- _Exercise instructions_: In the listing that follows, count each line containing the string "type" and report only the count.

[Figure record listings]
____
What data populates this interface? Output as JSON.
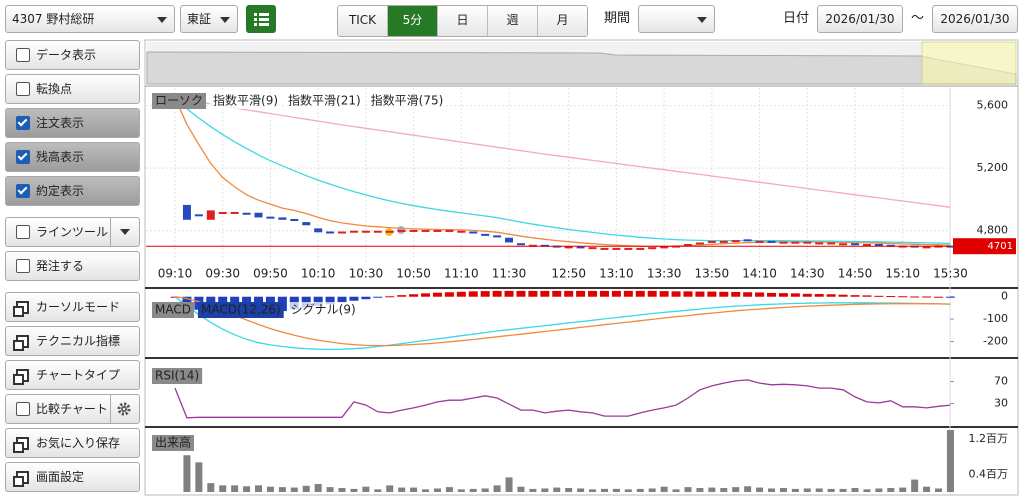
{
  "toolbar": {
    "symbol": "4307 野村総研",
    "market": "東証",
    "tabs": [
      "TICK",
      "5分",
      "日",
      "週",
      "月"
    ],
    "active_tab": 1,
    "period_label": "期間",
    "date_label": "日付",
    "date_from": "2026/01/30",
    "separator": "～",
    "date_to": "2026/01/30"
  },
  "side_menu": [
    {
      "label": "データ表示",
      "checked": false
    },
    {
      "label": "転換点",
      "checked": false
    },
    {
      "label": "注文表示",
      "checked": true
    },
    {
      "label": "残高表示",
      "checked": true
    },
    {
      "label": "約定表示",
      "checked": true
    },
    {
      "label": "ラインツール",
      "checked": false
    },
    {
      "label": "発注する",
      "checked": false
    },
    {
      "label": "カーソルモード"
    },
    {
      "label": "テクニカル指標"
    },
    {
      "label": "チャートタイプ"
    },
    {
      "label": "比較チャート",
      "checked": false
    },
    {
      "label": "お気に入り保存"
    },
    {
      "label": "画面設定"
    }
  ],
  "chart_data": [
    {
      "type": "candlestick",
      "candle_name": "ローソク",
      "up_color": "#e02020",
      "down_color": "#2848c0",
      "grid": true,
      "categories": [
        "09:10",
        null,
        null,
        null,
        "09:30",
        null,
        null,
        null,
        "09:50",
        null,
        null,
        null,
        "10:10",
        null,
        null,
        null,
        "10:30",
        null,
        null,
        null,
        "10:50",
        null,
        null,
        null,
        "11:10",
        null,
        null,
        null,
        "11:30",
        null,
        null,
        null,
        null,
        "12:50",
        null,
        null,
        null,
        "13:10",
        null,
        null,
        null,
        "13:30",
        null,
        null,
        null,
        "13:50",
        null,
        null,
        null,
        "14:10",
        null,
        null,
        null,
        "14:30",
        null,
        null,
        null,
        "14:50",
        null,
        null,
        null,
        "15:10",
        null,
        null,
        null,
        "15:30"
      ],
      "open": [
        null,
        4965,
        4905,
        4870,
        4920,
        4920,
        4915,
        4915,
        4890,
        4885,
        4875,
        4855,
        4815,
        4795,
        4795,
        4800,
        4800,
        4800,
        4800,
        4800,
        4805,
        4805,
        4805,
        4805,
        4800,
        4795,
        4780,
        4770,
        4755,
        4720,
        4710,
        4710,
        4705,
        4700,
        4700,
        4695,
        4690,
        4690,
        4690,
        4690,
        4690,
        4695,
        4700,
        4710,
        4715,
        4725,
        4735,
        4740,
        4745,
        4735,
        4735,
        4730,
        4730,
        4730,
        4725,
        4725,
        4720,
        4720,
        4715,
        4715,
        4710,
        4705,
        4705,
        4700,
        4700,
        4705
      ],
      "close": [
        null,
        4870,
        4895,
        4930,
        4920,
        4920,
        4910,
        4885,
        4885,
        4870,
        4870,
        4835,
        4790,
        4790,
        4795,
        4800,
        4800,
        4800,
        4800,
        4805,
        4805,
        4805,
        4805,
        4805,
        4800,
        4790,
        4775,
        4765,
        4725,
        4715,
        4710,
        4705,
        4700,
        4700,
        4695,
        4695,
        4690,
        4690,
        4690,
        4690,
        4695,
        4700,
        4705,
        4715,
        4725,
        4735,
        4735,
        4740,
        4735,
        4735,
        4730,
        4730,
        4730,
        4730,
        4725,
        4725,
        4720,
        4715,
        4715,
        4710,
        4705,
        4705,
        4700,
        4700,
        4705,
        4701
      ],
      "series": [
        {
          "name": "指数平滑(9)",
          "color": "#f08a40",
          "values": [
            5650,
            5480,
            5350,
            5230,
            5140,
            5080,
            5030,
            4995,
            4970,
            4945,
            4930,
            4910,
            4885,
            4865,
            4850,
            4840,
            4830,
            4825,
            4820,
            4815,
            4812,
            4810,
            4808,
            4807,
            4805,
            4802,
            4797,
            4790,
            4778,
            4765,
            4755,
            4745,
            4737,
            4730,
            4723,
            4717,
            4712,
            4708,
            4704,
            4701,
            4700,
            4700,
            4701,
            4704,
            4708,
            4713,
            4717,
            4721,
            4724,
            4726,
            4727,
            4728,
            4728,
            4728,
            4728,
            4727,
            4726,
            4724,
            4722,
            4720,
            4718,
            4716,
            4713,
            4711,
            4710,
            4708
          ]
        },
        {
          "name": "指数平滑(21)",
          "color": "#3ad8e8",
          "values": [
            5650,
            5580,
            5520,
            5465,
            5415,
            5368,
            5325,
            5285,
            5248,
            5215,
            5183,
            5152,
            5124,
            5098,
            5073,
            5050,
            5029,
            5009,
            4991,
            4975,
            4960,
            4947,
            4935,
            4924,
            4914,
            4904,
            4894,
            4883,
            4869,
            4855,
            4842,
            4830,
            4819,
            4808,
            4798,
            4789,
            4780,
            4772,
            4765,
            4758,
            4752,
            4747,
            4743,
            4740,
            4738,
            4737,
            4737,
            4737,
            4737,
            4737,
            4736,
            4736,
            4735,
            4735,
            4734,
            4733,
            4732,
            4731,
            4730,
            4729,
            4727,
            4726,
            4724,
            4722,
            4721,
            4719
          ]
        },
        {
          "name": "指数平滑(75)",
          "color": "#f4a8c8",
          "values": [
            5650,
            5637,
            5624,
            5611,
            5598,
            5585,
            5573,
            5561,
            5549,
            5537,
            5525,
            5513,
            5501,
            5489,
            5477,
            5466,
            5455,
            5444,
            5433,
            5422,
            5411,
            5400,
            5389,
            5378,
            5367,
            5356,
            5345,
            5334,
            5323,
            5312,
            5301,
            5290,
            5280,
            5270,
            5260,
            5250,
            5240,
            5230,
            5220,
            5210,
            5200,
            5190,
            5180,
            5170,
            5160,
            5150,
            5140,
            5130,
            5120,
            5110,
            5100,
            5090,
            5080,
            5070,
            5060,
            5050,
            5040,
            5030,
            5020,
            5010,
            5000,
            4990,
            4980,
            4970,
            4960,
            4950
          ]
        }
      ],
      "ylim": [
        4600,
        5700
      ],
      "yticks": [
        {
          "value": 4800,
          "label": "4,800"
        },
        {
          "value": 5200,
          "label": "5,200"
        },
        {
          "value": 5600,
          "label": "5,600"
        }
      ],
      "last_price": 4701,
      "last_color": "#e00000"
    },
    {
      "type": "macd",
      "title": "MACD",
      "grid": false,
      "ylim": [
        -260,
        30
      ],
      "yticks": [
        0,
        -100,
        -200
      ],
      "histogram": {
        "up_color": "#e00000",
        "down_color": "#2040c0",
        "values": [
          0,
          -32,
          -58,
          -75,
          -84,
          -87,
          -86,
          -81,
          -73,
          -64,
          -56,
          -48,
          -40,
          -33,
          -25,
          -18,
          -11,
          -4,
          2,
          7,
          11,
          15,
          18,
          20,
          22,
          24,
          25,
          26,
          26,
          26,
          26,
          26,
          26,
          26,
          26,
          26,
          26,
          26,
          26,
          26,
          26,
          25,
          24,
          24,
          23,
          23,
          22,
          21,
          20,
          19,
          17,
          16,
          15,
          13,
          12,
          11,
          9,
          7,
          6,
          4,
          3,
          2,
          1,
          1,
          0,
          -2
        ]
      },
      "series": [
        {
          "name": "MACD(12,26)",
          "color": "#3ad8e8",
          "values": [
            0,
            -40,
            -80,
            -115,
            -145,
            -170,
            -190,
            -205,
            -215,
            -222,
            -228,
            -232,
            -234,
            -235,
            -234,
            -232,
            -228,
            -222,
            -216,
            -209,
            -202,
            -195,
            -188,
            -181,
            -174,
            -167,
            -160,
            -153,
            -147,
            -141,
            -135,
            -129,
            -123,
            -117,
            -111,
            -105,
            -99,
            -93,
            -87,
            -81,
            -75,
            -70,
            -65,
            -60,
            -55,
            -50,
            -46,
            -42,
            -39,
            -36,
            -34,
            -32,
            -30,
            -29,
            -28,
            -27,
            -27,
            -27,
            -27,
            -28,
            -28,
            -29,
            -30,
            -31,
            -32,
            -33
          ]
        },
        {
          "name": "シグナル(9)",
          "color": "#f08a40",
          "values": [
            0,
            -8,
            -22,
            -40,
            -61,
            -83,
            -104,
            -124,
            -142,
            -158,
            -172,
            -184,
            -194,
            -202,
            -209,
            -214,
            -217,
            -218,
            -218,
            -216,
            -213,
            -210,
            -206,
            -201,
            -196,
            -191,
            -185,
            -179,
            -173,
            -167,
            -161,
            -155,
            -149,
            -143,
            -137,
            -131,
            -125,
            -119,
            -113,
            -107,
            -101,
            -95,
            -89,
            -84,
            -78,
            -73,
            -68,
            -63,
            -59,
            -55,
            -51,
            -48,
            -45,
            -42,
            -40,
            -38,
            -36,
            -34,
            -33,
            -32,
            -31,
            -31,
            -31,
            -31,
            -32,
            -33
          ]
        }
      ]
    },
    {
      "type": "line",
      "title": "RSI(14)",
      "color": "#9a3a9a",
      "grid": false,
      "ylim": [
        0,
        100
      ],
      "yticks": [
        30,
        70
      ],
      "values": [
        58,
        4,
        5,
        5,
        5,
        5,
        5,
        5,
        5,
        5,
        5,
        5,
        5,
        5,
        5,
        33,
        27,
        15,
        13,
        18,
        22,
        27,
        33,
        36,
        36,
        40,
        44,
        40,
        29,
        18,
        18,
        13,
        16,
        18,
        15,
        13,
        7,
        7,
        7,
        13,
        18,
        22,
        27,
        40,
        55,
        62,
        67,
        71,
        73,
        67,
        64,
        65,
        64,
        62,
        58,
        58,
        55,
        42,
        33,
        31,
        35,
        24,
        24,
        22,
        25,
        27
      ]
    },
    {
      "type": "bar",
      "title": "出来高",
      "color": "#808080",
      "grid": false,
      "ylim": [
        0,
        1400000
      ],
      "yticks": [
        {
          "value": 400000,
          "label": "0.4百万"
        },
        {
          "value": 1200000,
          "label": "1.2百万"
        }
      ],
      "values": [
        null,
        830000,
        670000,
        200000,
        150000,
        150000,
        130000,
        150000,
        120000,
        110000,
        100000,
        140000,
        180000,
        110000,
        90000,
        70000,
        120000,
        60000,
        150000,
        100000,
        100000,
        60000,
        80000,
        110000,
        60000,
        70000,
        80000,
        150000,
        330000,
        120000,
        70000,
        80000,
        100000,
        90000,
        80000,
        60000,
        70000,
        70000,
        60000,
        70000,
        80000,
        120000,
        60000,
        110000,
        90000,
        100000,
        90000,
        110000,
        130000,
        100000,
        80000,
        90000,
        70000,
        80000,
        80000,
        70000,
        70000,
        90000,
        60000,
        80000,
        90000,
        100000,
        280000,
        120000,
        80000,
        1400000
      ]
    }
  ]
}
____
- _Solution to this exercise_: 4